Find the lines containing the word "JSON" and copy every one of them.
[Start DATA EXTRACT]
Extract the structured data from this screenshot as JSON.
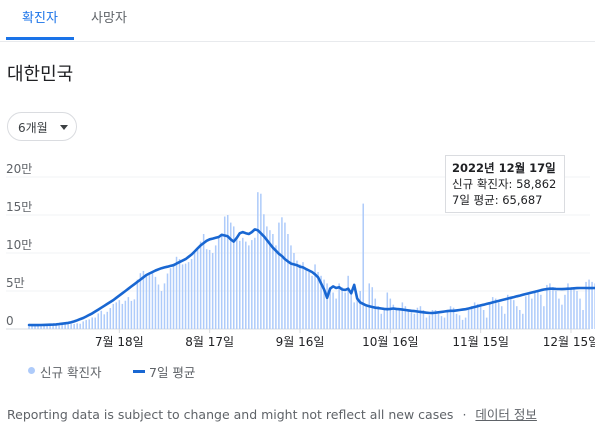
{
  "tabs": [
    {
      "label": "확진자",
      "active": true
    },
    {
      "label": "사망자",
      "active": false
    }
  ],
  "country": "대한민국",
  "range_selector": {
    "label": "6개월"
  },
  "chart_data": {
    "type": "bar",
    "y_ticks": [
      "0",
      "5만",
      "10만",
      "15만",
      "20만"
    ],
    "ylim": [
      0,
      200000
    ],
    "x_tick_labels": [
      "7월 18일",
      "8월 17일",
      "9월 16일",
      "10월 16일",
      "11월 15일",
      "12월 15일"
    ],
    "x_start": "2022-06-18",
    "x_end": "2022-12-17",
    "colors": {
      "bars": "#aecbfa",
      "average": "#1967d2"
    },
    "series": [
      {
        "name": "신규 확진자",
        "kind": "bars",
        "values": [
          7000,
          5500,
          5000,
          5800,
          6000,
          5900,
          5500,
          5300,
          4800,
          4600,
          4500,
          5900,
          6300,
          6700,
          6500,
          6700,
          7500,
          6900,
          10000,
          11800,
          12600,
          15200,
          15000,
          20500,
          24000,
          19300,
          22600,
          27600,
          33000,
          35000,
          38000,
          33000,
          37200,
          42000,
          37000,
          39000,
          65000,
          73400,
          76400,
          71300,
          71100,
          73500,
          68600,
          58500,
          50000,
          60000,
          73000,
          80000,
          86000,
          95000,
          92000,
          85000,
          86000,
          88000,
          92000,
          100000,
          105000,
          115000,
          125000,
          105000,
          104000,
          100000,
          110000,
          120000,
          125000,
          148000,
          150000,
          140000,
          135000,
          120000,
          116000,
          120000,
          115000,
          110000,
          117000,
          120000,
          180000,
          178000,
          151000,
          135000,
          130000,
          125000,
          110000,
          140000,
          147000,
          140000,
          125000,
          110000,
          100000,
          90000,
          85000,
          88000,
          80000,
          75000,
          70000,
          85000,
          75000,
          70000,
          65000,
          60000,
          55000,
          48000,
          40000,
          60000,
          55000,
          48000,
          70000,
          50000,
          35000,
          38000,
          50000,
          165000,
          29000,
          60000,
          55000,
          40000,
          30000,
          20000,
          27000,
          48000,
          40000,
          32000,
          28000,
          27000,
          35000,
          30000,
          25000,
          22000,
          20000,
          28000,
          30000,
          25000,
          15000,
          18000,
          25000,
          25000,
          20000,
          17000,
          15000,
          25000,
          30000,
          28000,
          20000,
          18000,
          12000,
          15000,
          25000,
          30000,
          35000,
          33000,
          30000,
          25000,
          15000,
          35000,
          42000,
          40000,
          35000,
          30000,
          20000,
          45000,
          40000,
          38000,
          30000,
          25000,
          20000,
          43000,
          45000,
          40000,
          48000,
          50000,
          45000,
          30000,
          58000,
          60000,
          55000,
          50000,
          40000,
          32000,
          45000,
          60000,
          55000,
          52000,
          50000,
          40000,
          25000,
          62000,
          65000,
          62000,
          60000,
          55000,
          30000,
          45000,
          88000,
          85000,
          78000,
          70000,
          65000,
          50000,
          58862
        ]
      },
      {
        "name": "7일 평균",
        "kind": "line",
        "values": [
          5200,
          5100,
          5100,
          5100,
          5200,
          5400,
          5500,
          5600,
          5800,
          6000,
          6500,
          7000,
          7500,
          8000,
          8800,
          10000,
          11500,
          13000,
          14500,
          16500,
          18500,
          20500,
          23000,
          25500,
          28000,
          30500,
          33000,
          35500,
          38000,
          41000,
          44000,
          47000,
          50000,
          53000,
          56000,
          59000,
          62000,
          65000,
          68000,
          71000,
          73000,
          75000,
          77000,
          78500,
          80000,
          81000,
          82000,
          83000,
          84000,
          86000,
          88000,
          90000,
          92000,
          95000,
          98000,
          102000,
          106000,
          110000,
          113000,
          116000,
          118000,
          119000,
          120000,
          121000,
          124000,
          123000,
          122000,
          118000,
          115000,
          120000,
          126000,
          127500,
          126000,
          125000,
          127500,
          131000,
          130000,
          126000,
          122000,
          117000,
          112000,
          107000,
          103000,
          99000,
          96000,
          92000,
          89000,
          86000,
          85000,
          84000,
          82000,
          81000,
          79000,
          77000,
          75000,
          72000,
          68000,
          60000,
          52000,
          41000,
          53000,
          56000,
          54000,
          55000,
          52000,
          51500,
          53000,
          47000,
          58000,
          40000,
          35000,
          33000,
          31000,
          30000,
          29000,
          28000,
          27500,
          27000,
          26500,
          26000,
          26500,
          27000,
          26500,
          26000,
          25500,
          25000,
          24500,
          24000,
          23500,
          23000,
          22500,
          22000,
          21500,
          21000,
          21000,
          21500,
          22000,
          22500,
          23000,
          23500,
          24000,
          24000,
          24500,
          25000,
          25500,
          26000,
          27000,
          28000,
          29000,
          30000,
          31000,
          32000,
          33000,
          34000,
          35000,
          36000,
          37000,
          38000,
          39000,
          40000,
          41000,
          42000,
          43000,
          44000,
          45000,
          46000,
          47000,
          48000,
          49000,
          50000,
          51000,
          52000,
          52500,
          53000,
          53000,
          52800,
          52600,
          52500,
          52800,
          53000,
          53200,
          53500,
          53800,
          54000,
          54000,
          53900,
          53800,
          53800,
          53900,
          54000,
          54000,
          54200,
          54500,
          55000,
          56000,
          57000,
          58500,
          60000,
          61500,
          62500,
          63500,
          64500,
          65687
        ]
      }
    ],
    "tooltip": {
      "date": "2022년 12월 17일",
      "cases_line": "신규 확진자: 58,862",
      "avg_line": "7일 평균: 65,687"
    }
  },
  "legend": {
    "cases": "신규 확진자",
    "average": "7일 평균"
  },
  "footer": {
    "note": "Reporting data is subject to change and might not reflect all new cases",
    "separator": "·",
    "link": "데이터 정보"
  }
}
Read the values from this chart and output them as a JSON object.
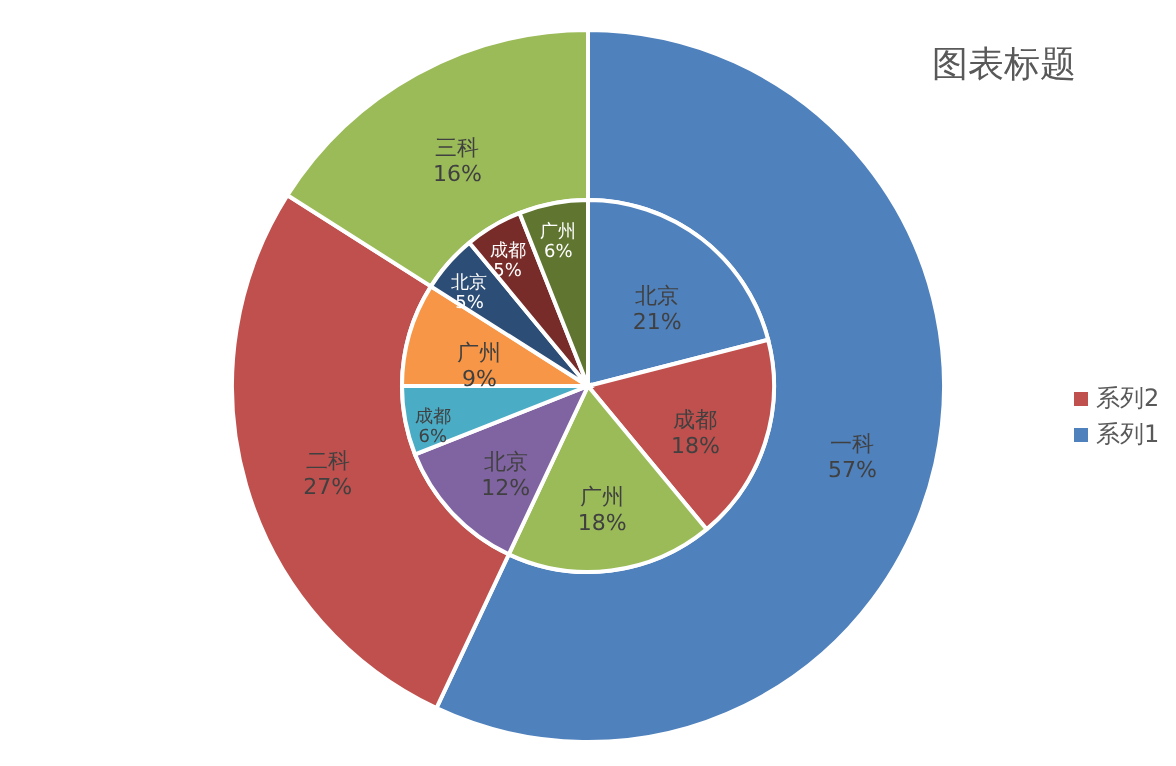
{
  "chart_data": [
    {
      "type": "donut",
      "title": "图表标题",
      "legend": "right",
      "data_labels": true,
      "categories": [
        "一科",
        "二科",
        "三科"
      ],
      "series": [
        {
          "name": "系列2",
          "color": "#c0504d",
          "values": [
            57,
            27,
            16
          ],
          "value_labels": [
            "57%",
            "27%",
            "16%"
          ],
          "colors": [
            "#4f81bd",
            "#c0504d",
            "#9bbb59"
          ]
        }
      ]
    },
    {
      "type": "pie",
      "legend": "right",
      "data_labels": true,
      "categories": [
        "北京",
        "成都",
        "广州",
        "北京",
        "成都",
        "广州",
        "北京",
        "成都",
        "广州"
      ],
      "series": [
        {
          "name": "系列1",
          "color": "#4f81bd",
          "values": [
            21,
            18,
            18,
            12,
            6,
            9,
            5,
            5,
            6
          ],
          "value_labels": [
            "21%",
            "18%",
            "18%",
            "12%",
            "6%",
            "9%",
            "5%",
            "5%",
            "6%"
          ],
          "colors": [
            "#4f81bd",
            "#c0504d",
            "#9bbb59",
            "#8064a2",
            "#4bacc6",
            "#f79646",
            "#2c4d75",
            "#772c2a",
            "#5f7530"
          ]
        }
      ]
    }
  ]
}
[End DATA EXTRACT]
EXERCISE SOLUTION
Extract the structured data from this screenshot as JSON.
Read the values from this chart and output them as a JSON object.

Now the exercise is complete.